**YOUR TASK:** Examine the records and identify each line that includes the string "Years". Copy those lines.

**SOURCE RECORDS:**
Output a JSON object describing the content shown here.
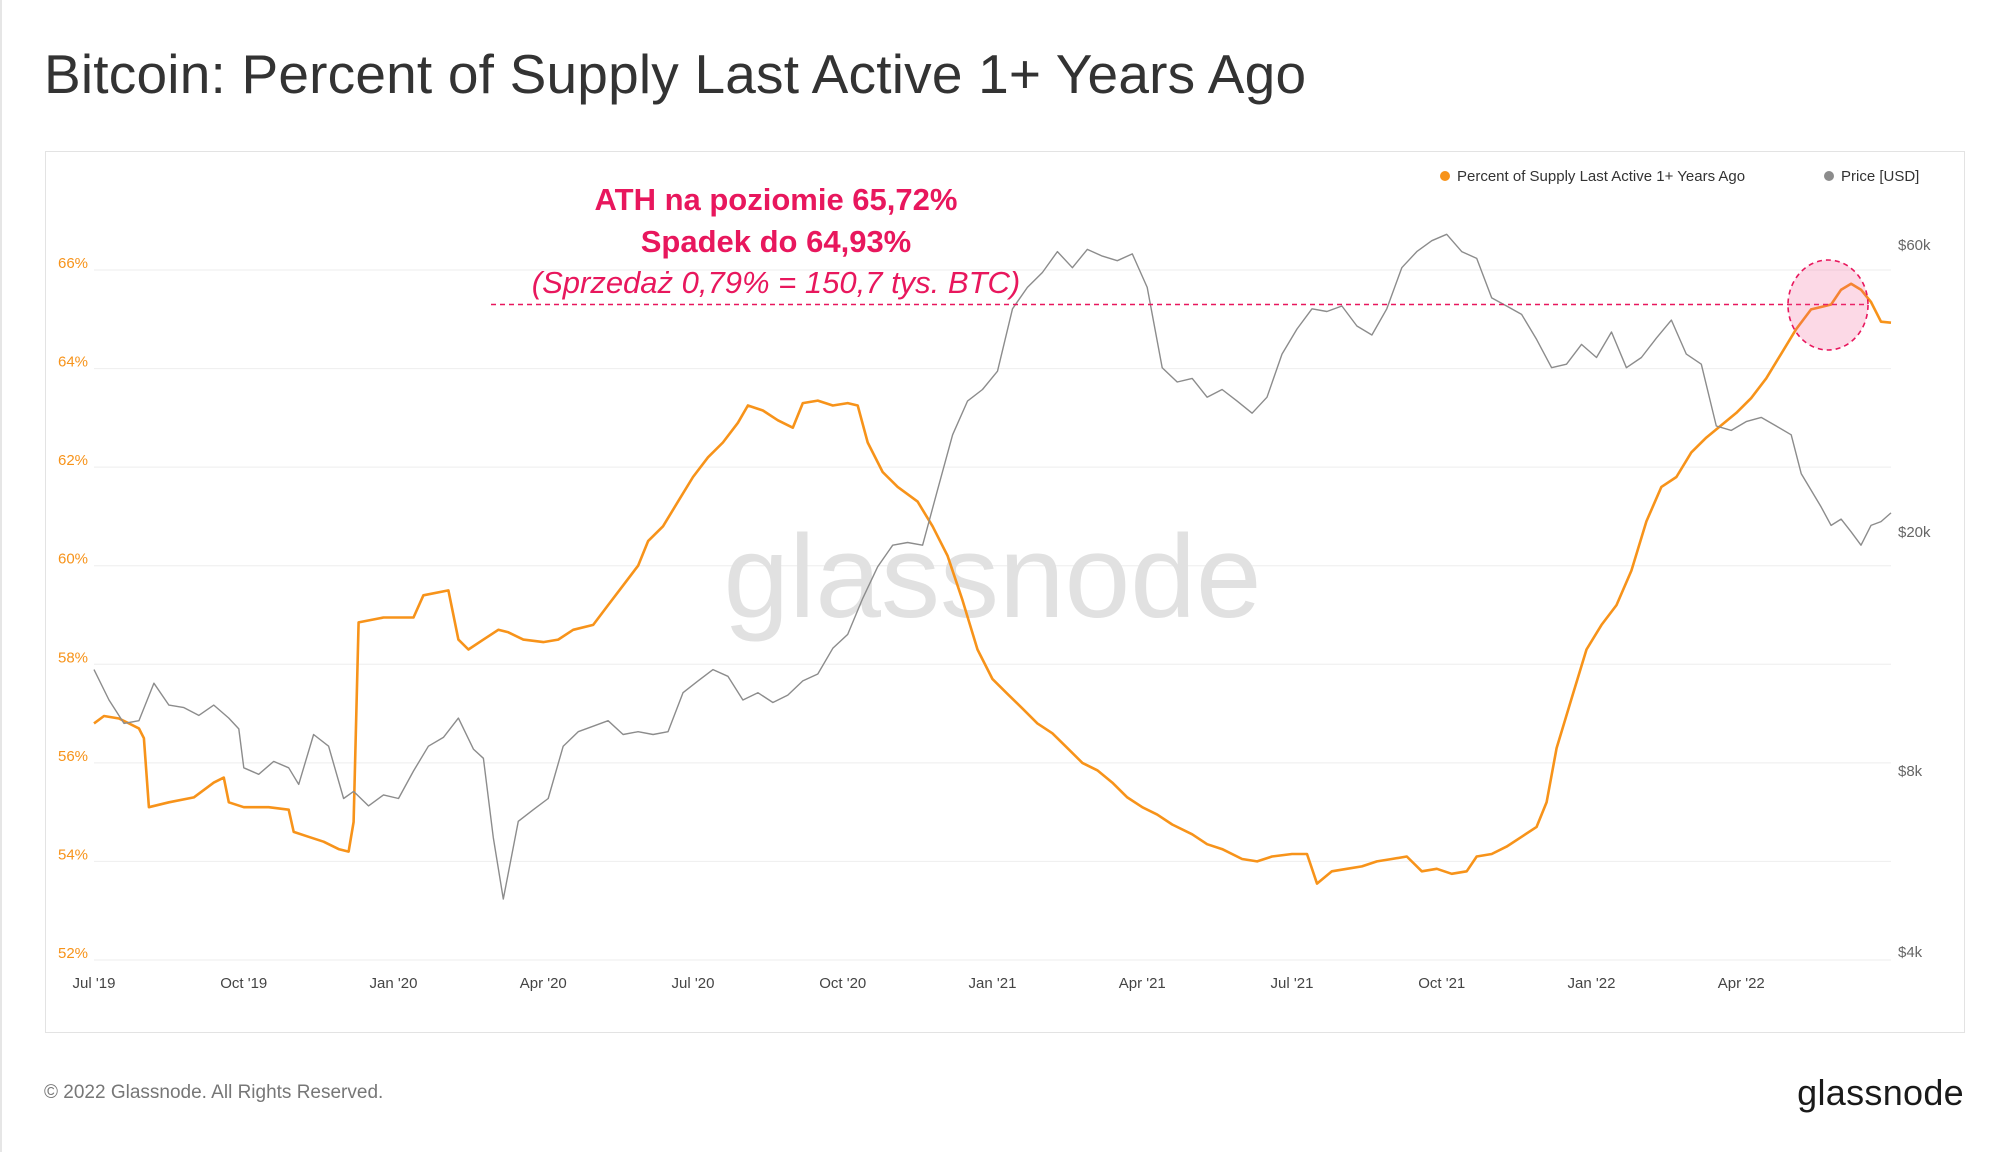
{
  "page": {
    "title": "Bitcoin: Percent of Supply Last Active 1+ Years Ago",
    "copyright": "© 2022 Glassnode. All Rights Reserved.",
    "logo_text": "glassnode",
    "watermark": "glassnode"
  },
  "chart_data": {
    "type": "line",
    "title": "Bitcoin: Percent of Supply Last Active 1+ Years Ago",
    "x_ticks": [
      "Jul '19",
      "Oct '19",
      "Jan '20",
      "Apr '20",
      "Jul '20",
      "Oct '20",
      "Jan '21",
      "Apr '21",
      "Jul '21",
      "Oct '21",
      "Jan '22",
      "Apr '22"
    ],
    "x_range": [
      0,
      36
    ],
    "y_left": {
      "ticks": [
        "52%",
        "54%",
        "56%",
        "58%",
        "60%",
        "62%",
        "64%",
        "66%"
      ],
      "range": [
        52,
        66.5
      ]
    },
    "y_right": {
      "ticks": [
        "$4k",
        "$8k",
        "$20k",
        "$60k"
      ],
      "range": [
        4000,
        60000
      ],
      "scale": "log"
    },
    "legend": [
      "Percent of Supply Last Active 1+ Years Ago",
      "Price [USD]"
    ],
    "legend_position": "top-right",
    "annotations": {
      "line1": "ATH na poziomie 65,72%",
      "line2": "Spadek do 64,93%",
      "line3": "(Sprzedaż 0,79% = 150,7 tys. BTC)",
      "reference_level": 65.3
    },
    "series": [
      {
        "name": "Percent of Supply Last Active 1+ Years Ago",
        "color": "#f7931a",
        "axis": "left",
        "points": [
          [
            0,
            56.8
          ],
          [
            0.2,
            56.95
          ],
          [
            0.5,
            56.9
          ],
          [
            0.9,
            56.7
          ],
          [
            1.0,
            56.5
          ],
          [
            1.1,
            55.1
          ],
          [
            1.5,
            55.2
          ],
          [
            2.0,
            55.3
          ],
          [
            2.4,
            55.6
          ],
          [
            2.6,
            55.7
          ],
          [
            2.7,
            55.2
          ],
          [
            3.0,
            55.1
          ],
          [
            3.5,
            55.1
          ],
          [
            3.9,
            55.05
          ],
          [
            4.0,
            54.6
          ],
          [
            4.3,
            54.5
          ],
          [
            4.6,
            54.4
          ],
          [
            4.9,
            54.25
          ],
          [
            5.1,
            54.2
          ],
          [
            5.2,
            54.8
          ],
          [
            5.3,
            58.85
          ],
          [
            5.8,
            58.95
          ],
          [
            6.4,
            58.95
          ],
          [
            6.6,
            59.4
          ],
          [
            7.1,
            59.5
          ],
          [
            7.3,
            58.5
          ],
          [
            7.5,
            58.3
          ],
          [
            7.8,
            58.5
          ],
          [
            8.1,
            58.7
          ],
          [
            8.3,
            58.65
          ],
          [
            8.6,
            58.5
          ],
          [
            9.0,
            58.45
          ],
          [
            9.3,
            58.5
          ],
          [
            9.6,
            58.7
          ],
          [
            10.0,
            58.8
          ],
          [
            10.3,
            59.2
          ],
          [
            10.6,
            59.6
          ],
          [
            10.9,
            60.0
          ],
          [
            11.1,
            60.5
          ],
          [
            11.4,
            60.8
          ],
          [
            11.7,
            61.3
          ],
          [
            12.0,
            61.8
          ],
          [
            12.3,
            62.2
          ],
          [
            12.6,
            62.5
          ],
          [
            12.9,
            62.9
          ],
          [
            13.1,
            63.25
          ],
          [
            13.4,
            63.15
          ],
          [
            13.7,
            62.95
          ],
          [
            14.0,
            62.8
          ],
          [
            14.2,
            63.3
          ],
          [
            14.5,
            63.35
          ],
          [
            14.8,
            63.25
          ],
          [
            15.1,
            63.3
          ],
          [
            15.3,
            63.25
          ],
          [
            15.5,
            62.5
          ],
          [
            15.8,
            61.9
          ],
          [
            16.1,
            61.6
          ],
          [
            16.5,
            61.3
          ],
          [
            16.8,
            60.8
          ],
          [
            17.1,
            60.2
          ],
          [
            17.4,
            59.3
          ],
          [
            17.7,
            58.3
          ],
          [
            18.0,
            57.7
          ],
          [
            18.3,
            57.4
          ],
          [
            18.6,
            57.1
          ],
          [
            18.9,
            56.8
          ],
          [
            19.2,
            56.6
          ],
          [
            19.5,
            56.3
          ],
          [
            19.8,
            56.0
          ],
          [
            20.1,
            55.85
          ],
          [
            20.4,
            55.6
          ],
          [
            20.7,
            55.3
          ],
          [
            21.0,
            55.1
          ],
          [
            21.3,
            54.95
          ],
          [
            21.6,
            54.75
          ],
          [
            22.0,
            54.55
          ],
          [
            22.3,
            54.35
          ],
          [
            22.6,
            54.25
          ],
          [
            23.0,
            54.05
          ],
          [
            23.3,
            54.0
          ],
          [
            23.6,
            54.1
          ],
          [
            24.0,
            54.15
          ],
          [
            24.3,
            54.15
          ],
          [
            24.5,
            53.55
          ],
          [
            24.8,
            53.8
          ],
          [
            25.1,
            53.85
          ],
          [
            25.4,
            53.9
          ],
          [
            25.7,
            54.0
          ],
          [
            26.0,
            54.05
          ],
          [
            26.3,
            54.1
          ],
          [
            26.6,
            53.8
          ],
          [
            26.9,
            53.85
          ],
          [
            27.2,
            53.75
          ],
          [
            27.5,
            53.8
          ],
          [
            27.7,
            54.1
          ],
          [
            28.0,
            54.15
          ],
          [
            28.3,
            54.3
          ],
          [
            28.6,
            54.5
          ],
          [
            28.9,
            54.7
          ],
          [
            29.1,
            55.2
          ],
          [
            29.3,
            56.3
          ],
          [
            29.6,
            57.3
          ],
          [
            29.9,
            58.3
          ],
          [
            30.2,
            58.8
          ],
          [
            30.5,
            59.2
          ],
          [
            30.8,
            59.9
          ],
          [
            31.1,
            60.9
          ],
          [
            31.4,
            61.6
          ],
          [
            31.7,
            61.8
          ],
          [
            32.0,
            62.3
          ],
          [
            32.3,
            62.6
          ],
          [
            32.6,
            62.85
          ],
          [
            32.9,
            63.1
          ],
          [
            33.2,
            63.4
          ],
          [
            33.5,
            63.8
          ],
          [
            33.8,
            64.3
          ],
          [
            34.1,
            64.8
          ],
          [
            34.4,
            65.2
          ],
          [
            34.6,
            65.25
          ],
          [
            34.8,
            65.3
          ],
          [
            35.0,
            65.6
          ],
          [
            35.2,
            65.72
          ],
          [
            35.4,
            65.6
          ],
          [
            35.6,
            65.35
          ],
          [
            35.8,
            64.95
          ],
          [
            36.0,
            64.93
          ]
        ]
      },
      {
        "name": "Price [USD]",
        "color": "#8c8c8c",
        "axis": "right",
        "points": [
          [
            0,
            11800
          ],
          [
            0.3,
            10500
          ],
          [
            0.6,
            9600
          ],
          [
            0.9,
            9700
          ],
          [
            1.2,
            11200
          ],
          [
            1.5,
            10300
          ],
          [
            1.8,
            10200
          ],
          [
            2.1,
            9900
          ],
          [
            2.4,
            10300
          ],
          [
            2.7,
            9800
          ],
          [
            2.9,
            9400
          ],
          [
            3.0,
            8100
          ],
          [
            3.3,
            7900
          ],
          [
            3.6,
            8300
          ],
          [
            3.9,
            8100
          ],
          [
            4.1,
            7600
          ],
          [
            4.4,
            9200
          ],
          [
            4.7,
            8800
          ],
          [
            5.0,
            7200
          ],
          [
            5.2,
            7400
          ],
          [
            5.5,
            7000
          ],
          [
            5.8,
            7300
          ],
          [
            6.1,
            7200
          ],
          [
            6.4,
            8000
          ],
          [
            6.7,
            8800
          ],
          [
            7.0,
            9100
          ],
          [
            7.3,
            9800
          ],
          [
            7.6,
            8700
          ],
          [
            7.8,
            8400
          ],
          [
            8.0,
            6200
          ],
          [
            8.2,
            4900
          ],
          [
            8.5,
            6600
          ],
          [
            8.8,
            6900
          ],
          [
            9.1,
            7200
          ],
          [
            9.4,
            8800
          ],
          [
            9.7,
            9300
          ],
          [
            10.0,
            9500
          ],
          [
            10.3,
            9700
          ],
          [
            10.6,
            9200
          ],
          [
            10.9,
            9300
          ],
          [
            11.2,
            9200
          ],
          [
            11.5,
            9300
          ],
          [
            11.8,
            10800
          ],
          [
            12.1,
            11300
          ],
          [
            12.4,
            11800
          ],
          [
            12.7,
            11500
          ],
          [
            13.0,
            10500
          ],
          [
            13.3,
            10800
          ],
          [
            13.6,
            10400
          ],
          [
            13.9,
            10700
          ],
          [
            14.2,
            11300
          ],
          [
            14.5,
            11600
          ],
          [
            14.8,
            12800
          ],
          [
            15.1,
            13500
          ],
          [
            15.4,
            15500
          ],
          [
            15.7,
            17500
          ],
          [
            16.0,
            19000
          ],
          [
            16.3,
            19200
          ],
          [
            16.6,
            19000
          ],
          [
            16.9,
            23500
          ],
          [
            17.2,
            29000
          ],
          [
            17.5,
            33000
          ],
          [
            17.8,
            34500
          ],
          [
            18.1,
            37000
          ],
          [
            18.4,
            47000
          ],
          [
            18.7,
            51000
          ],
          [
            19.0,
            54000
          ],
          [
            19.3,
            58500
          ],
          [
            19.6,
            55000
          ],
          [
            19.9,
            59000
          ],
          [
            20.2,
            57500
          ],
          [
            20.5,
            56500
          ],
          [
            20.8,
            58000
          ],
          [
            21.1,
            51000
          ],
          [
            21.4,
            37500
          ],
          [
            21.7,
            35500
          ],
          [
            22.0,
            36000
          ],
          [
            22.3,
            33500
          ],
          [
            22.6,
            34500
          ],
          [
            22.9,
            33000
          ],
          [
            23.2,
            31500
          ],
          [
            23.5,
            33500
          ],
          [
            23.8,
            39500
          ],
          [
            24.1,
            43500
          ],
          [
            24.4,
            47000
          ],
          [
            24.7,
            46500
          ],
          [
            25.0,
            47500
          ],
          [
            25.3,
            44000
          ],
          [
            25.6,
            42500
          ],
          [
            25.9,
            47000
          ],
          [
            26.2,
            55000
          ],
          [
            26.5,
            58500
          ],
          [
            26.8,
            61000
          ],
          [
            27.1,
            62500
          ],
          [
            27.4,
            58500
          ],
          [
            27.7,
            57000
          ],
          [
            28.0,
            49000
          ],
          [
            28.3,
            47500
          ],
          [
            28.6,
            46000
          ],
          [
            28.9,
            41800
          ],
          [
            29.2,
            37500
          ],
          [
            29.5,
            38000
          ],
          [
            29.8,
            41000
          ],
          [
            30.1,
            39000
          ],
          [
            30.4,
            43000
          ],
          [
            30.7,
            37500
          ],
          [
            31.0,
            39000
          ],
          [
            31.3,
            42000
          ],
          [
            31.6,
            45000
          ],
          [
            31.9,
            39500
          ],
          [
            32.2,
            38000
          ],
          [
            32.5,
            30000
          ],
          [
            32.8,
            29500
          ],
          [
            33.1,
            30500
          ],
          [
            33.4,
            31000
          ],
          [
            33.7,
            30000
          ],
          [
            34.0,
            29000
          ],
          [
            34.2,
            25000
          ],
          [
            34.6,
            22000
          ],
          [
            34.8,
            20500
          ],
          [
            35.0,
            21000
          ],
          [
            35.2,
            20000
          ],
          [
            35.4,
            19000
          ],
          [
            35.6,
            20500
          ],
          [
            35.8,
            20800
          ],
          [
            36.0,
            21500
          ]
        ]
      }
    ]
  }
}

**EXERCISE RESPONSE:**
    "title": "Bitcoin: Percent of Supply Last Active 1+ Years Ago",
    "title": "Bitcoin: Percent of Supply Last Active 1+ Years Ago",
      "Percent of Supply Last Active 1+ Years Ago",
        "name": "Percent of Supply Last Active 1+ Years Ago",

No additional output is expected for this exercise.